Entries taken from a collection:

************

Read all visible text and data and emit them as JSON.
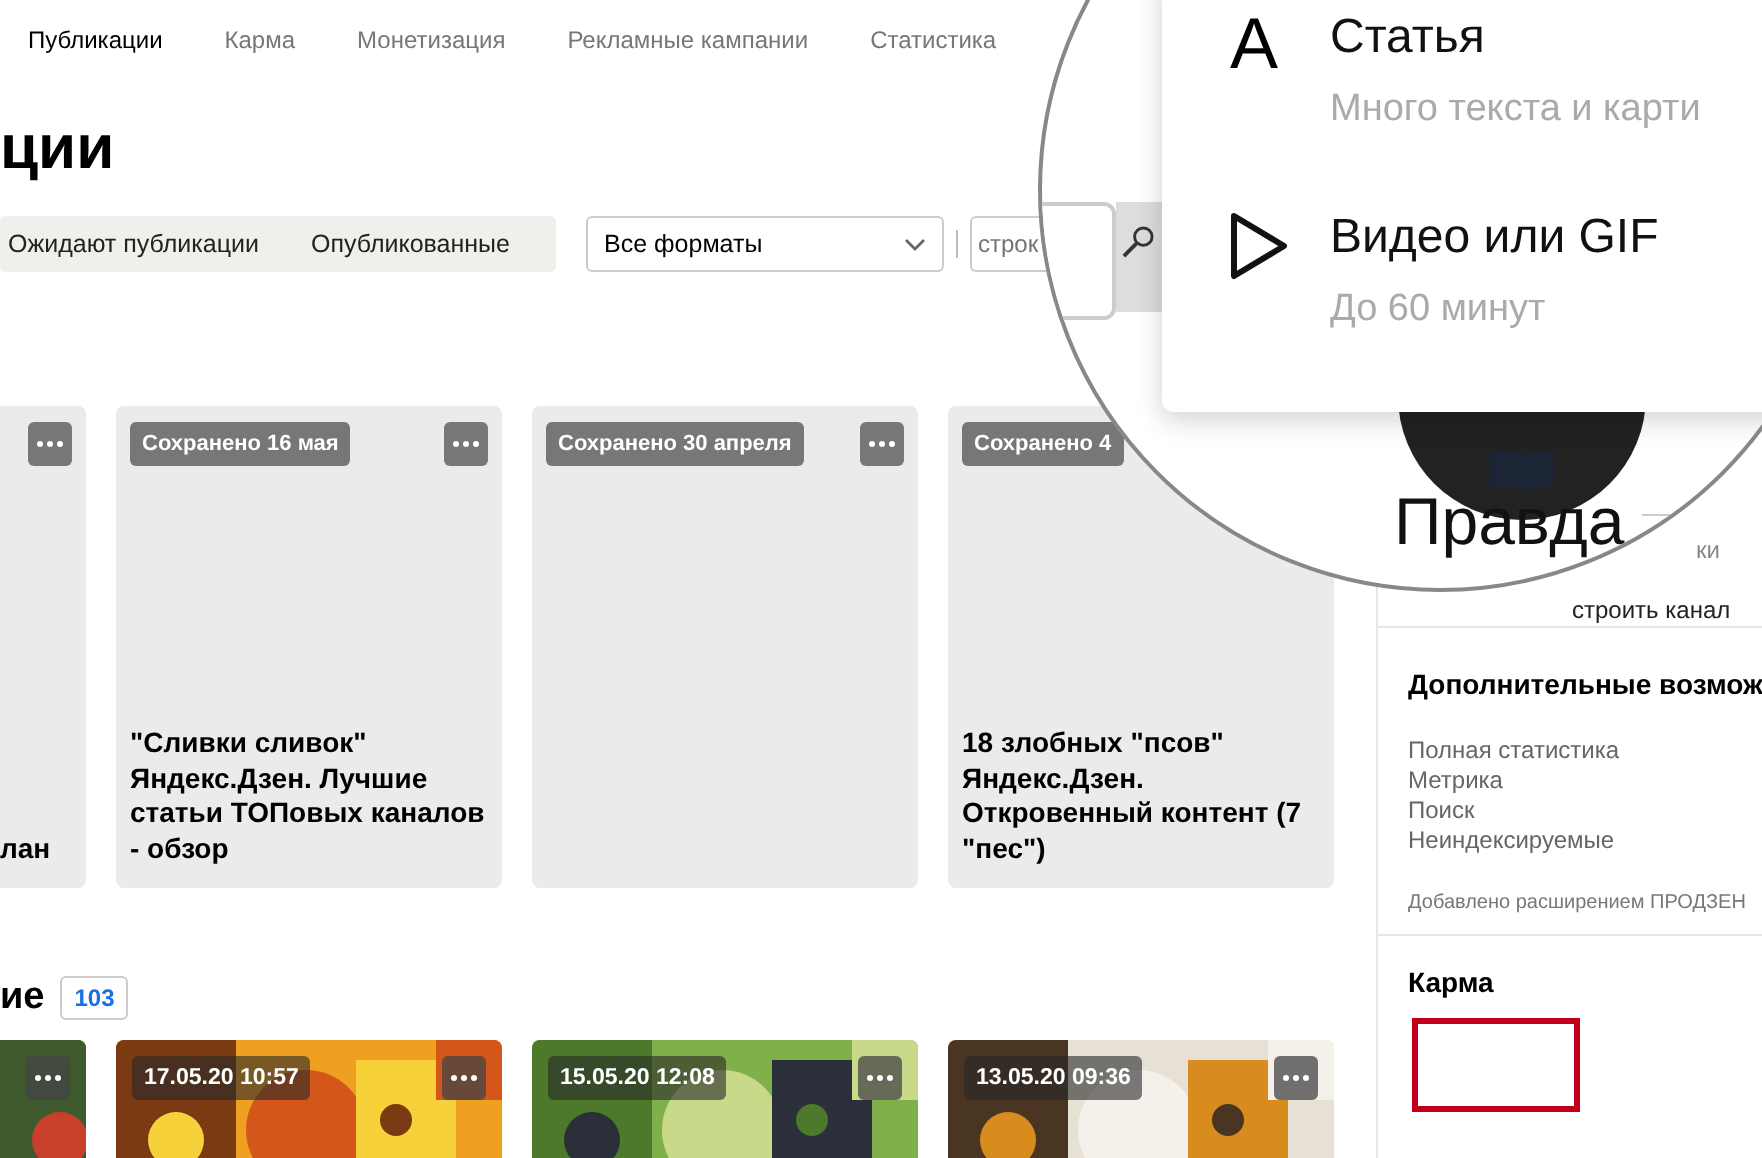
{
  "nav_tabs": [
    {
      "label": "Публикации",
      "selected": true
    },
    {
      "label": "Карма",
      "selected": false
    },
    {
      "label": "Монетизация",
      "selected": false
    },
    {
      "label": "Рекламные кампании",
      "selected": false
    },
    {
      "label": "Статистика",
      "selected": false
    }
  ],
  "page_title": "ции",
  "status_tabs": [
    {
      "label": "Ожидают публикации",
      "selected": false
    },
    {
      "label": "Опубликованные",
      "selected": false
    }
  ],
  "format_select": {
    "value": "Все форматы"
  },
  "search": {
    "placeholder": "строк"
  },
  "drafts": [
    {
      "title": "лан"
    },
    {
      "badge": "Сохранено 16 мая",
      "title": "\"Сливки сливок\" Яндекс.Дзен. Лучшие статьи ТОПовых каналов - обзор"
    },
    {
      "badge": "Сохранено 30 апреля"
    },
    {
      "badge": "Сохранено 4",
      "title": "18 злобных \"псов\" Яндекс.Дзен. Откровенный контент (7 \"пес\")"
    }
  ],
  "published": {
    "heading": "ие",
    "count": "103",
    "items": [
      {
        "kind": "picture"
      },
      {
        "date": "17.05.20 10:57",
        "kind": "picture"
      },
      {
        "date": "15.05.20 12:08",
        "kind": "picture"
      },
      {
        "date": "13.05.20 09:36",
        "kind": "picture"
      }
    ]
  },
  "sidebar": {
    "extra_title": "Дополнительные возмож",
    "extra_items": [
      "Полная статистика",
      "Метрика",
      "Поиск",
      "Неиндексируемые"
    ],
    "extra_note": "Добавлено расширением ПРОДЗЕН",
    "karma_title": "Карма"
  },
  "magnifier": {
    "menu": [
      {
        "kind": "article",
        "icon": "A",
        "title": "Статья",
        "subtitle": "Много текста и карти"
      },
      {
        "kind": "video",
        "title": "Видео или GIF",
        "subtitle": "До 60 минут"
      }
    ],
    "channel_name": "Правда",
    "channel_link": "строить канал",
    "caption_fragment": "ки"
  }
}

************

• Aim of the exercise
In the listing, how many lines hold "subtitle"? Answer with a bare number.

• Task response
2